Show every line that has the string "linear" in it.

■ **EXTRACTED MATERIAL**:
******
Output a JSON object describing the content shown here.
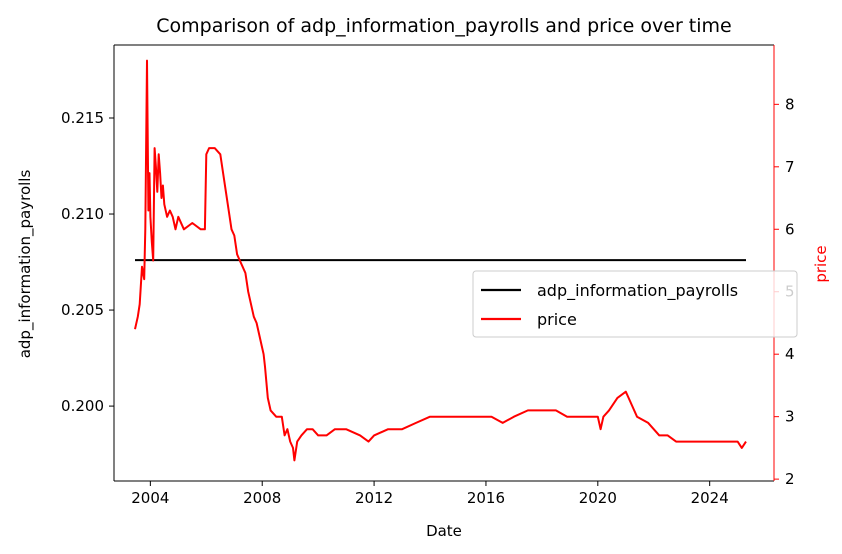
{
  "chart_data": {
    "type": "line",
    "title": "Comparison of adp_information_payrolls and price over time",
    "xlabel": "Date",
    "ylabel_left": "adp_information_payrolls",
    "ylabel_right": "price",
    "xlim": [
      2002.7,
      2026.3
    ],
    "ylim_left": [
      0.1961,
      0.2188
    ],
    "ylim_right": [
      1.97,
      8.95
    ],
    "x_ticks": [
      2004,
      2008,
      2012,
      2016,
      2020,
      2024
    ],
    "y_left_ticks": [
      0.2,
      0.205,
      0.21,
      0.215
    ],
    "y_left_tick_labels": [
      "0.200",
      "0.205",
      "0.210",
      "0.215"
    ],
    "y_right_ticks": [
      2,
      3,
      4,
      5,
      6,
      7,
      8
    ],
    "legend_position": "center-right",
    "series": [
      {
        "name": "adp_information_payrolls",
        "axis": "left",
        "color": "#000000",
        "x": [
          2003.45,
          2025.3
        ],
        "values": [
          0.2076,
          0.2076
        ]
      },
      {
        "name": "price",
        "axis": "right",
        "color": "#ff0000",
        "x": [
          2003.45,
          2003.55,
          2003.62,
          2003.7,
          2003.78,
          2003.82,
          2003.88,
          2003.93,
          2003.97,
          2004.0,
          2004.05,
          2004.1,
          2004.15,
          2004.2,
          2004.25,
          2004.3,
          2004.35,
          2004.4,
          2004.45,
          2004.5,
          2004.6,
          2004.7,
          2004.8,
          2004.9,
          2005.0,
          2005.2,
          2005.5,
          2005.8,
          2005.95,
          2006.0,
          2006.1,
          2006.3,
          2006.5,
          2006.6,
          2006.7,
          2006.8,
          2006.9,
          2007.0,
          2007.1,
          2007.2,
          2007.3,
          2007.4,
          2007.5,
          2007.6,
          2007.7,
          2007.8,
          2007.9,
          2008.0,
          2008.05,
          2008.1,
          2008.2,
          2008.3,
          2008.5,
          2008.7,
          2008.8,
          2008.9,
          2009.0,
          2009.1,
          2009.15,
          2009.25,
          2009.4,
          2009.6,
          2009.8,
          2010.0,
          2010.3,
          2010.6,
          2011.0,
          2011.5,
          2011.8,
          2012.0,
          2012.5,
          2013.0,
          2013.5,
          2014.0,
          2014.5,
          2015.0,
          2015.5,
          2015.9,
          2016.2,
          2016.6,
          2017.0,
          2017.5,
          2018.0,
          2018.5,
          2018.9,
          2019.2,
          2019.6,
          2020.0,
          2020.1,
          2020.2,
          2020.4,
          2020.7,
          2021.0,
          2021.1,
          2021.4,
          2021.8,
          2022.2,
          2022.5,
          2022.8,
          2023.2,
          2023.6,
          2023.9,
          2024.0,
          2024.3,
          2024.7,
          2025.0,
          2025.15,
          2025.3
        ],
        "values": [
          4.4,
          4.6,
          4.8,
          5.4,
          5.2,
          6.0,
          8.7,
          6.3,
          6.9,
          6.2,
          5.8,
          5.5,
          7.3,
          7.0,
          6.6,
          7.2,
          6.9,
          6.5,
          6.7,
          6.4,
          6.2,
          6.3,
          6.2,
          6.0,
          6.2,
          6.0,
          6.1,
          6.0,
          6.0,
          7.2,
          7.3,
          7.3,
          7.2,
          6.9,
          6.6,
          6.3,
          6.0,
          5.9,
          5.6,
          5.5,
          5.4,
          5.3,
          5.0,
          4.8,
          4.6,
          4.5,
          4.3,
          4.1,
          4.0,
          3.8,
          3.3,
          3.1,
          3.0,
          3.0,
          2.7,
          2.8,
          2.6,
          2.5,
          2.3,
          2.6,
          2.7,
          2.8,
          2.8,
          2.7,
          2.7,
          2.8,
          2.8,
          2.7,
          2.6,
          2.7,
          2.8,
          2.8,
          2.9,
          3.0,
          3.0,
          3.0,
          3.0,
          3.0,
          3.0,
          2.9,
          3.0,
          3.1,
          3.1,
          3.1,
          3.0,
          3.0,
          3.0,
          3.0,
          2.8,
          3.0,
          3.1,
          3.3,
          3.4,
          3.3,
          3.0,
          2.9,
          2.7,
          2.7,
          2.6,
          2.6,
          2.6,
          2.6,
          2.6,
          2.6,
          2.6,
          2.6,
          2.5,
          2.6
        ]
      }
    ]
  }
}
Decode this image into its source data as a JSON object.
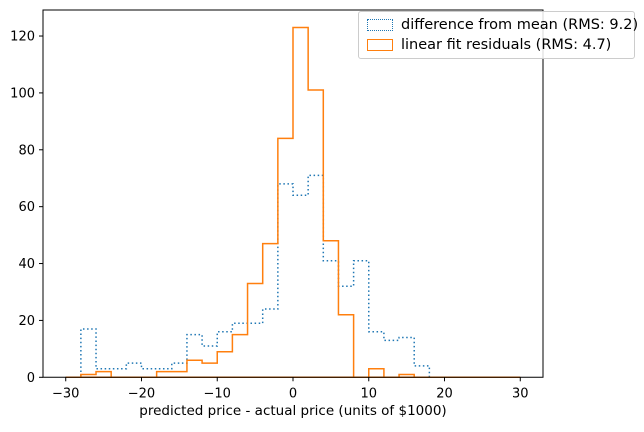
{
  "figure": {
    "background_color": "#ffffff",
    "axes_edge_color": "#000000"
  },
  "chart_data": {
    "type": "bar",
    "subtype": "step-histogram",
    "title": "",
    "xlabel": "predicted price - actual price (units of $1000)",
    "ylabel": "",
    "bin_width": 2,
    "bin_edges": [
      -30,
      -28,
      -26,
      -24,
      -22,
      -20,
      -18,
      -16,
      -14,
      -12,
      -10,
      -8,
      -6,
      -4,
      -2,
      0,
      2,
      4,
      6,
      8,
      10,
      12,
      14,
      16,
      18,
      20,
      22,
      24,
      26,
      28,
      30
    ],
    "series": [
      {
        "name": "difference from mean (RMS: 9.2)",
        "slug": "difference-from-mean",
        "color": "#1f77b4",
        "linestyle": "dotted",
        "counts": [
          0,
          17,
          3,
          3,
          5,
          3,
          3,
          5,
          15,
          11,
          16,
          19,
          19,
          24,
          68,
          64,
          71,
          41,
          32,
          41,
          16,
          13,
          14,
          4,
          0,
          0,
          0,
          0,
          0,
          0
        ]
      },
      {
        "name": "linear fit residuals (RMS: 4.7)",
        "slug": "linear-fit-residuals",
        "color": "#ff7f0e",
        "linestyle": "solid",
        "counts": [
          0,
          1,
          2,
          0,
          0,
          0,
          2,
          2,
          6,
          5,
          9,
          15,
          33,
          47,
          84,
          123,
          101,
          48,
          22,
          0,
          3,
          0,
          1,
          0,
          0,
          0,
          0,
          0,
          0,
          0
        ]
      }
    ],
    "x_ticks": [
      -30,
      -20,
      -10,
      0,
      10,
      20,
      30
    ],
    "y_ticks": [
      0,
      20,
      40,
      60,
      80,
      100,
      120
    ],
    "xlim": [
      -33,
      33
    ],
    "ylim": [
      0,
      129.15
    ],
    "grid": false,
    "legend_position": "upper right"
  }
}
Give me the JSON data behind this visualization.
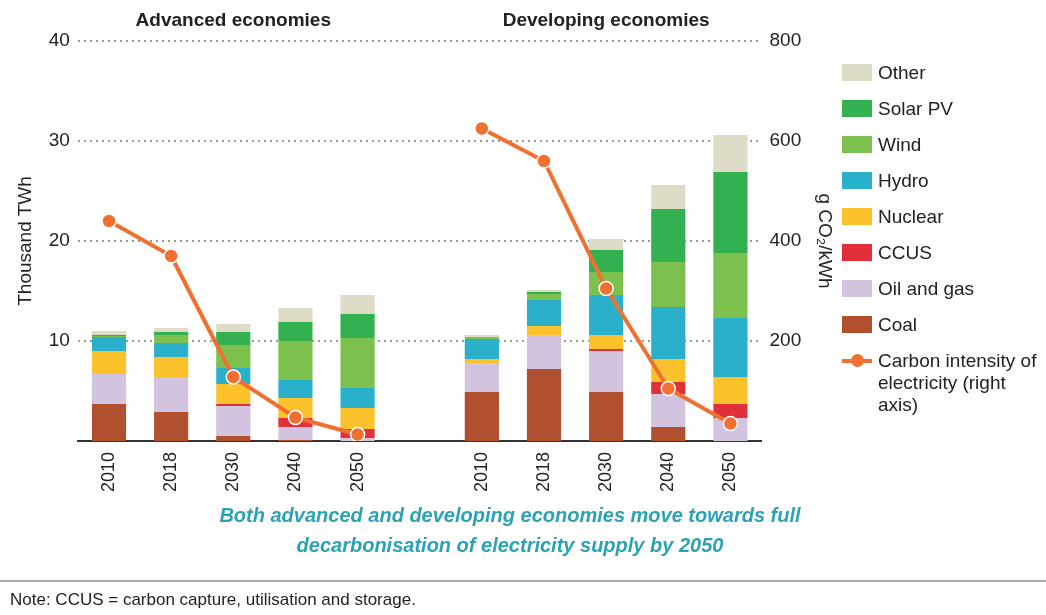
{
  "chart_data": {
    "type": "bar",
    "stacked": true,
    "categories": [
      "2010",
      "2018",
      "2030",
      "2040",
      "2050",
      null,
      "2010",
      "2018",
      "2030",
      "2040",
      "2050"
    ],
    "ylabel": "Thousand TWh",
    "y2label": "g CO₂/kWh",
    "ylim": [
      0,
      40
    ],
    "yticks": [
      10,
      20,
      30,
      40
    ],
    "y2lim": [
      0,
      800
    ],
    "y2ticks": [
      200,
      400,
      600,
      800
    ],
    "grid": "y",
    "legend": "right",
    "annotations": [
      "Advanced economies",
      "Developing economies",
      "Both advanced and developing economies move towards full decarbonisation of electricity supply by 2050",
      "Note: CCUS = carbon capture, utilisation and storage."
    ],
    "series": [
      {
        "name": "Coal",
        "color": "#b0502f",
        "values": [
          3.7,
          2.9,
          0.5,
          0.1,
          0,
          null,
          4.9,
          7.2,
          4.9,
          1.4,
          0
        ]
      },
      {
        "name": "Oil and gas",
        "color": "#d2c3de",
        "values": [
          3.0,
          3.5,
          3.0,
          1.3,
          0.3,
          null,
          2.9,
          3.4,
          4.1,
          3.3,
          2.3
        ]
      },
      {
        "name": "CCUS",
        "color": "#e2303a",
        "values": [
          0,
          0,
          0.2,
          0.9,
          0.9,
          null,
          0,
          0,
          0.2,
          1.2,
          1.4
        ]
      },
      {
        "name": "Nuclear",
        "color": "#fbc22c",
        "values": [
          2.3,
          2.0,
          2.0,
          2.0,
          2.1,
          null,
          0.4,
          0.9,
          1.4,
          2.3,
          2.7
        ]
      },
      {
        "name": "Hydro",
        "color": "#2bb0cc",
        "values": [
          1.4,
          1.4,
          1.6,
          1.8,
          2.0,
          null,
          2.0,
          2.6,
          4.0,
          5.2,
          5.9
        ]
      },
      {
        "name": "Wind",
        "color": "#7cc04d",
        "values": [
          0.1,
          0.8,
          2.3,
          3.9,
          5.0,
          null,
          0.2,
          0.6,
          2.3,
          4.5,
          6.5
        ]
      },
      {
        "name": "Solar PV",
        "color": "#33b04f",
        "values": [
          0.1,
          0.3,
          1.3,
          1.9,
          2.4,
          null,
          0,
          0.2,
          2.2,
          5.3,
          8.1
        ]
      },
      {
        "name": "Other",
        "color": "#dedbc6",
        "values": [
          0.4,
          0.4,
          0.8,
          1.4,
          1.9,
          null,
          0.2,
          0.2,
          1.1,
          2.4,
          3.7
        ]
      },
      {
        "name": "Carbon intensity of electricity (right axis)",
        "type": "line",
        "axis": "y2",
        "marker": "circle",
        "line_style": "solid",
        "color": "#f07030",
        "values": [
          440,
          370,
          128,
          47,
          13,
          null,
          625,
          560,
          305,
          105,
          35
        ]
      }
    ]
  }
}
******
■ **FULL OUTPUT**:
        "name": "linear fit residuals (RMS: 4.7)",
        "slug": "linear-fit-residuals",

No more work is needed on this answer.